## The task:
Present the data once more in exactly its original form.

Dataset records
****************************************

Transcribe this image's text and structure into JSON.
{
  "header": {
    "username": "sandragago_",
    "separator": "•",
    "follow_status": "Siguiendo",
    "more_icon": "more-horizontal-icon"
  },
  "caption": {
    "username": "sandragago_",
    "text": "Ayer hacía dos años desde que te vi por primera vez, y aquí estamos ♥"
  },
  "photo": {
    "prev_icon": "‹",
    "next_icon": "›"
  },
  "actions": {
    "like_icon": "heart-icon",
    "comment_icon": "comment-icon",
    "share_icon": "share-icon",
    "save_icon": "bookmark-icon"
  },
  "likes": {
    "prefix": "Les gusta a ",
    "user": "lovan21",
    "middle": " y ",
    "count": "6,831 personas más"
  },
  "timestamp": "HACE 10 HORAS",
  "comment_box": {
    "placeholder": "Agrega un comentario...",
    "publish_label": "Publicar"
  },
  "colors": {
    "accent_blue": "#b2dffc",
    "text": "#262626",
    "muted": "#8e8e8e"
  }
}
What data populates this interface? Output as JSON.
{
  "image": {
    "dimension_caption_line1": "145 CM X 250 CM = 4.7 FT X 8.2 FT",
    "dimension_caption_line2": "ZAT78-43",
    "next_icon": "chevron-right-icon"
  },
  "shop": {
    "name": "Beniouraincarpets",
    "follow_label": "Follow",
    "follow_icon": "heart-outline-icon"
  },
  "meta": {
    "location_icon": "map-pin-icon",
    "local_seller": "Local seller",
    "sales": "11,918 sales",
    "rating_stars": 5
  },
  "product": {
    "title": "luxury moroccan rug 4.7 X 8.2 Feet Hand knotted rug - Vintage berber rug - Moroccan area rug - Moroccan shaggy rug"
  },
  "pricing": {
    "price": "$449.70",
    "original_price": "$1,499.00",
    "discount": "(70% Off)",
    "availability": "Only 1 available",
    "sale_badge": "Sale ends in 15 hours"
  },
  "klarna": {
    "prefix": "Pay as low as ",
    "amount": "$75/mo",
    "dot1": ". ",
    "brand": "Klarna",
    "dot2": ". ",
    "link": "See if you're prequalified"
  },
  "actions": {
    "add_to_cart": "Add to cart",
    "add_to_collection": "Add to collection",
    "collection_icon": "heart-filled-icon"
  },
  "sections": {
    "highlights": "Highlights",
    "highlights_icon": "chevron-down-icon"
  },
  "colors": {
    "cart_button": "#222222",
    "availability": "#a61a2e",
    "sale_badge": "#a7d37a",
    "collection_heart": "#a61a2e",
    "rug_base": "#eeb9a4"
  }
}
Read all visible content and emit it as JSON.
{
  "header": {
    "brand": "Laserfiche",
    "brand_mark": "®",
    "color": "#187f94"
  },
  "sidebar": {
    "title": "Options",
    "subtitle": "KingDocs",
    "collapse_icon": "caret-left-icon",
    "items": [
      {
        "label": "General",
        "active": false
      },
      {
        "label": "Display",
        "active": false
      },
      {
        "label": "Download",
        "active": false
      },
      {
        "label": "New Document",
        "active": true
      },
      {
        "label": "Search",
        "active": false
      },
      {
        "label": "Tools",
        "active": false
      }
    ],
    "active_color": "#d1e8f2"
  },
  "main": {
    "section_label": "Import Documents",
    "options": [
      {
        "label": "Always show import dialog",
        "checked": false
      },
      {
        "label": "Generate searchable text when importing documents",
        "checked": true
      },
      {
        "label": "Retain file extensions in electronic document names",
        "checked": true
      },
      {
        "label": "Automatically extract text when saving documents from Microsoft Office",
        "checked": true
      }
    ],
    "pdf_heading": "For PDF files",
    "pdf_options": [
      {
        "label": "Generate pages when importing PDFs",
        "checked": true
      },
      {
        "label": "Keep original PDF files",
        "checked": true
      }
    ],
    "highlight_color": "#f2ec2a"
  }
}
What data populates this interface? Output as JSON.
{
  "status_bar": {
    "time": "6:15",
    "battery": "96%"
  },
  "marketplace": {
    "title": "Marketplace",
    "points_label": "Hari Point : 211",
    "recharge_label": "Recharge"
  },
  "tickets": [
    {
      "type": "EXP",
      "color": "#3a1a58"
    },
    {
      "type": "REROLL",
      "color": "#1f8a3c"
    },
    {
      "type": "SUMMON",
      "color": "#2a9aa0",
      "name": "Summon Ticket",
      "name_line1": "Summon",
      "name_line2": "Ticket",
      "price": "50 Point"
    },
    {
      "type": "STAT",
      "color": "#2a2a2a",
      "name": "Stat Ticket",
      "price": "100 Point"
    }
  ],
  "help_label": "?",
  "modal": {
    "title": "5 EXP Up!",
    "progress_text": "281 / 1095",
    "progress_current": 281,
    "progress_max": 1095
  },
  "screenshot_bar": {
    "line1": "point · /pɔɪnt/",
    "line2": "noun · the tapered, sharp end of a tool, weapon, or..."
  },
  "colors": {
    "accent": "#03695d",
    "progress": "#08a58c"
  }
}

****************************************

## The solution:
Transcribe this image's text and structure into JSON.
{
  "header": {
    "username": "sandragago_",
    "separator": "•",
    "follow_status": "Siguiendo",
    "more_icon": "more-horizontal-icon"
  },
  "caption": {
    "username": "sandragago_",
    "text": "Ayer hacía dos años desde que te vi por primera vez, y aquí estamos ♥"
  },
  "photo": {
    "prev_icon": "‹",
    "next_icon": "›"
  },
  "actions": {
    "like_icon": "heart-icon",
    "comment_icon": "comment-icon",
    "share_icon": "share-icon",
    "save_icon": "bookmark-icon"
  },
  "likes": {
    "prefix": "Les gusta a ",
    "user": "lovan21",
    "middle": " y ",
    "count": "6,831 personas más"
  },
  "timestamp": "HACE 10 HORAS",
  "comment_box": {
    "placeholder": "Agrega un comentario...",
    "publish_label": "Publicar"
  },
  "colors": {
    "accent_blue": "#b2dffc",
    "text": "#262626",
    "muted": "#8e8e8e"
  }
}
What data populates this interface? Output as JSON.
{
  "image": {
    "dimension_caption_line1": "145 CM X 250 CM = 4.7 FT X 8.2 FT",
    "dimension_caption_line2": "ZAT78-43",
    "next_icon": "chevron-right-icon"
  },
  "shop": {
    "name": "Beniouraincarpets",
    "follow_label": "Follow",
    "follow_icon": "heart-outline-icon"
  },
  "meta": {
    "location_icon": "map-pin-icon",
    "local_seller": "Local seller",
    "sales": "11,918 sales",
    "rating_stars": 5
  },
  "product": {
    "title": "luxury moroccan rug 4.7 X 8.2 Feet Hand knotted rug - Vintage berber rug - Moroccan area rug - Moroccan shaggy rug"
  },
  "pricing": {
    "price": "$449.70",
    "original_price": "$1,499.00",
    "discount": "(70% Off)",
    "availability": "Only 1 available",
    "sale_badge": "Sale ends in 15 hours"
  },
  "klarna": {
    "prefix": "Pay as low as ",
    "amount": "$75/mo",
    "dot1": ". ",
    "brand": "Klarna",
    "dot2": ". ",
    "link": "See if you're prequalified"
  },
  "actions": {
    "add_to_cart": "Add to cart",
    "add_to_collection": "Add to collection",
    "collection_icon": "heart-filled-icon"
  },
  "sections": {
    "highlights": "Highlights",
    "highlights_icon": "chevron-down-icon"
  },
  "colors": {
    "cart_button": "#222222",
    "availability": "#a61a2e",
    "sale_badge": "#a7d37a",
    "collection_heart": "#a61a2e",
    "rug_base": "#eeb9a4"
  }
}
Read all visible content and emit it as JSON.
{
  "header": {
    "brand": "Laserfiche",
    "brand_mark": "®",
    "color": "#187f94"
  },
  "sidebar": {
    "title": "Options",
    "subtitle": "KingDocs",
    "collapse_icon": "caret-left-icon",
    "items": [
      {
        "label": "General",
        "active": false
      },
      {
        "label": "Display",
        "active": false
      },
      {
        "label": "Download",
        "active": false
      },
      {
        "label": "New Document",
        "active": true
      },
      {
        "label": "Search",
        "active": false
      },
      {
        "label": "Tools",
        "active": false
      }
    ],
    "active_color": "#d1e8f2"
  },
  "main": {
    "section_label": "Import Documents",
    "options": [
      {
        "label": "Always show import dialog",
        "checked": false
      },
      {
        "label": "Generate searchable text when importing documents",
        "checked": true
      },
      {
        "label": "Retain file extensions in electronic document names",
        "checked": true
      },
      {
        "label": "Automatically extract text when saving documents from Microsoft Office",
        "checked": true
      }
    ],
    "pdf_heading": "For PDF files",
    "pdf_options": [
      {
        "label": "Generate pages when importing PDFs",
        "checked": true
      },
      {
        "label": "Keep original PDF files",
        "checked": true
      }
    ],
    "highlight_color": "#f2ec2a"
  }
}
What data populates this interface? Output as JSON.
{
  "status_bar": {
    "time": "6:15",
    "battery": "96%"
  },
  "marketplace": {
    "title": "Marketplace",
    "points_label": "Hari Point : 211",
    "recharge_label": "Recharge"
  },
  "tickets": [
    {
      "type": "EXP",
      "color": "#3a1a58"
    },
    {
      "type": "REROLL",
      "color": "#1f8a3c"
    },
    {
      "type": "SUMMON",
      "color": "#2a9aa0",
      "name": "Summon Ticket",
      "name_line1": "Summon",
      "name_line2": "Ticket",
      "price": "50 Point"
    },
    {
      "type": "STAT",
      "color": "#2a2a2a",
      "name": "Stat Ticket",
      "price": "100 Point"
    }
  ],
  "help_label": "?",
  "modal": {
    "title": "5 EXP Up!",
    "progress_text": "281 / 1095",
    "progress_current": 281,
    "progress_max": 1095
  },
  "screenshot_bar": {
    "line1": "point · /pɔɪnt/",
    "line2": "noun · the tapered, sharp end of a tool, weapon, or..."
  },
  "colors": {
    "accent": "#03695d",
    "progress": "#08a58c"
  }
}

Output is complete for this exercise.